── Records for the exercise
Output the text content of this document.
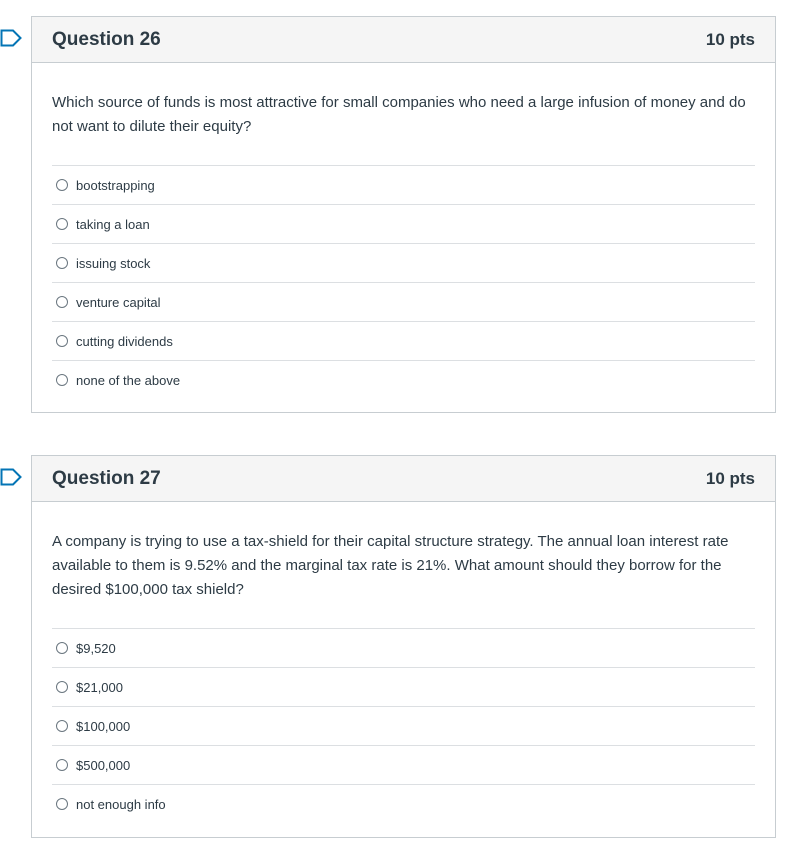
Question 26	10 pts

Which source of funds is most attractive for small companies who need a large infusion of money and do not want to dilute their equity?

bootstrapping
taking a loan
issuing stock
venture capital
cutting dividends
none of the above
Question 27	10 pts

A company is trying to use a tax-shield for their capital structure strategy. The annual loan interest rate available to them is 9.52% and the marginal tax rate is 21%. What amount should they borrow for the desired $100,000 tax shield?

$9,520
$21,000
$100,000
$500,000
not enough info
────
── Records for the exercise
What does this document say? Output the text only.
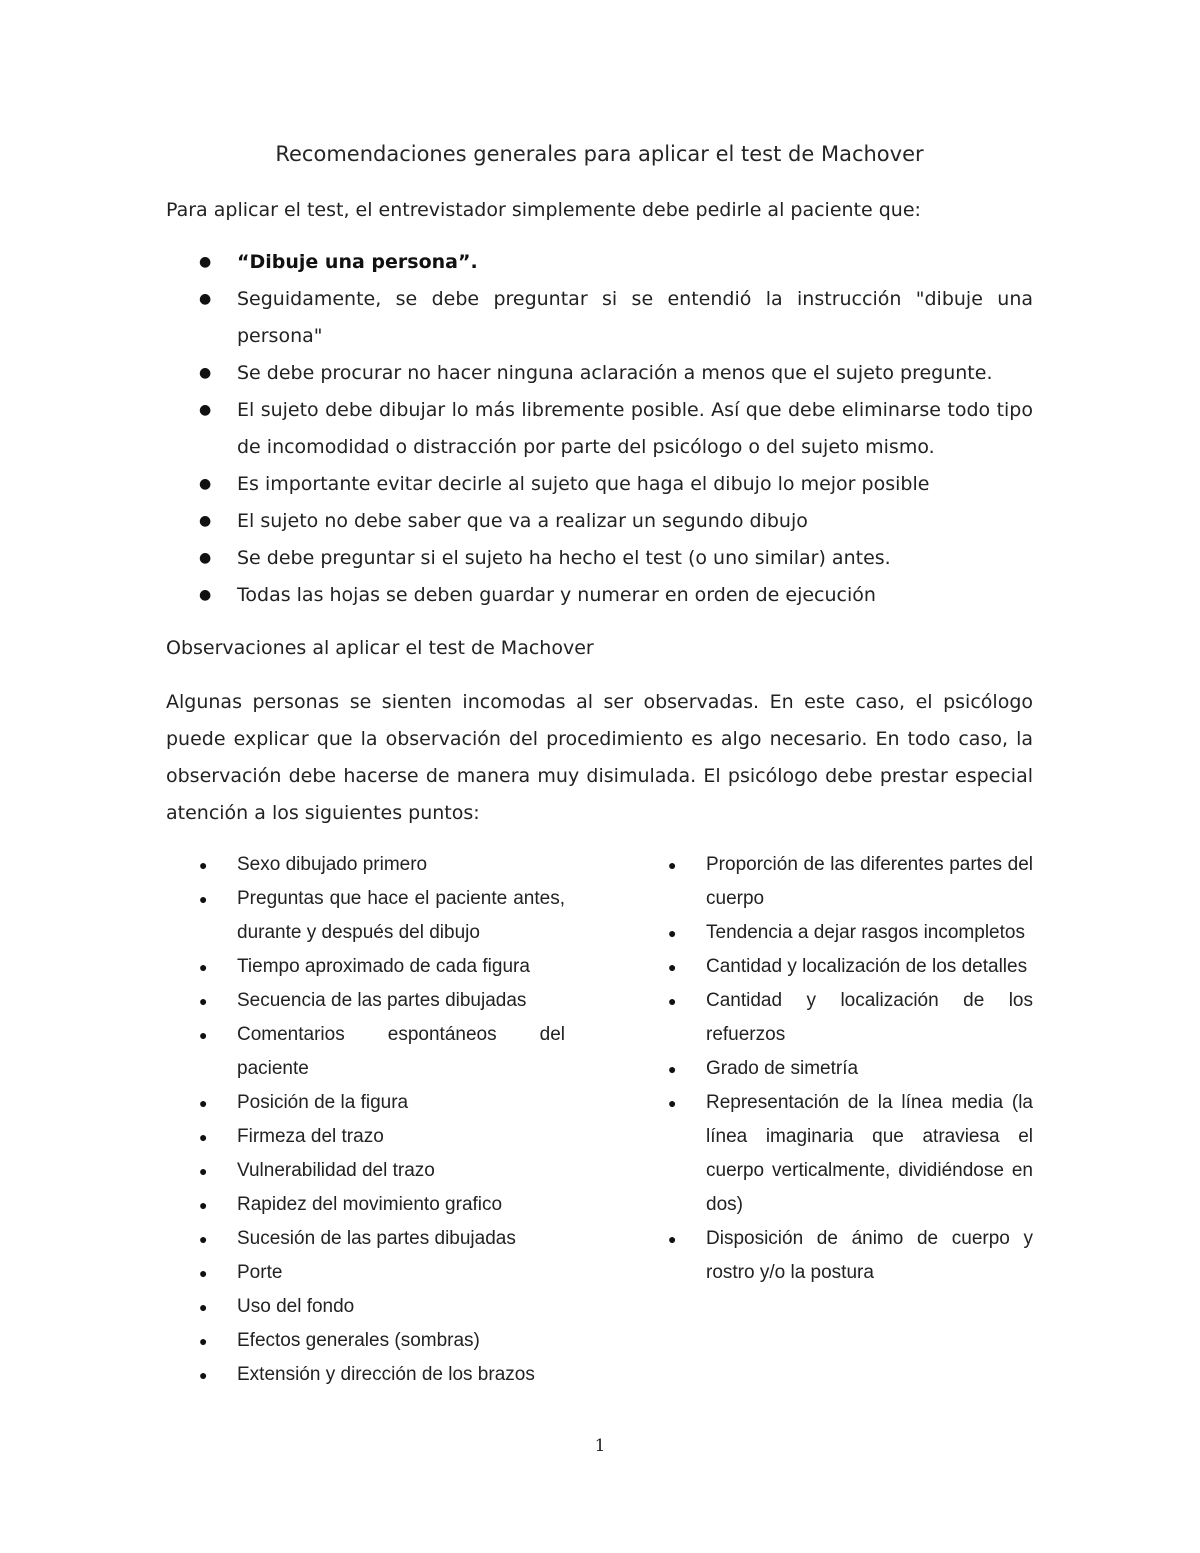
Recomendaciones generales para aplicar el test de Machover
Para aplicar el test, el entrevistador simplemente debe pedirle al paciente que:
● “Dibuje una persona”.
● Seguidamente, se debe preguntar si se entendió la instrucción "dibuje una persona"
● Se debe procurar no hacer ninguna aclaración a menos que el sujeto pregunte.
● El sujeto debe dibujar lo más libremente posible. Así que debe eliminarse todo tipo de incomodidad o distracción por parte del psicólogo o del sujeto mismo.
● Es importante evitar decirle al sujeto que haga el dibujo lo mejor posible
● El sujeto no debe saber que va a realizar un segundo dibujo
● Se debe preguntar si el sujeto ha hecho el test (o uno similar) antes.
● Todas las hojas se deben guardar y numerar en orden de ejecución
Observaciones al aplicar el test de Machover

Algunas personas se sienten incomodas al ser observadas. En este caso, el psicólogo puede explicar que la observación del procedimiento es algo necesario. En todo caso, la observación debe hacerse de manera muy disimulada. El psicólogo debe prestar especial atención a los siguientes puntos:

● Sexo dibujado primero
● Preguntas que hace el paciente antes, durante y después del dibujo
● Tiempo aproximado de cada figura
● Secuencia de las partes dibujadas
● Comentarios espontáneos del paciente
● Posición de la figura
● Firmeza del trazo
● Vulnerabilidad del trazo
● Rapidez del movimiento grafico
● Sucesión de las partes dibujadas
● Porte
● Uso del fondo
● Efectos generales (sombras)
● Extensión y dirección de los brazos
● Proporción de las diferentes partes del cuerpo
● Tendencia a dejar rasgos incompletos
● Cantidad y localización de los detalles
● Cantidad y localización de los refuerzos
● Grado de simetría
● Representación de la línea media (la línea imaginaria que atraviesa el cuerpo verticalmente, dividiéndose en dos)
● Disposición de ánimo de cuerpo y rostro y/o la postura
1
────
Using the records above, select and copy every line that has the word "document".

Output the text content of this document.
What does this document say? Output the text only.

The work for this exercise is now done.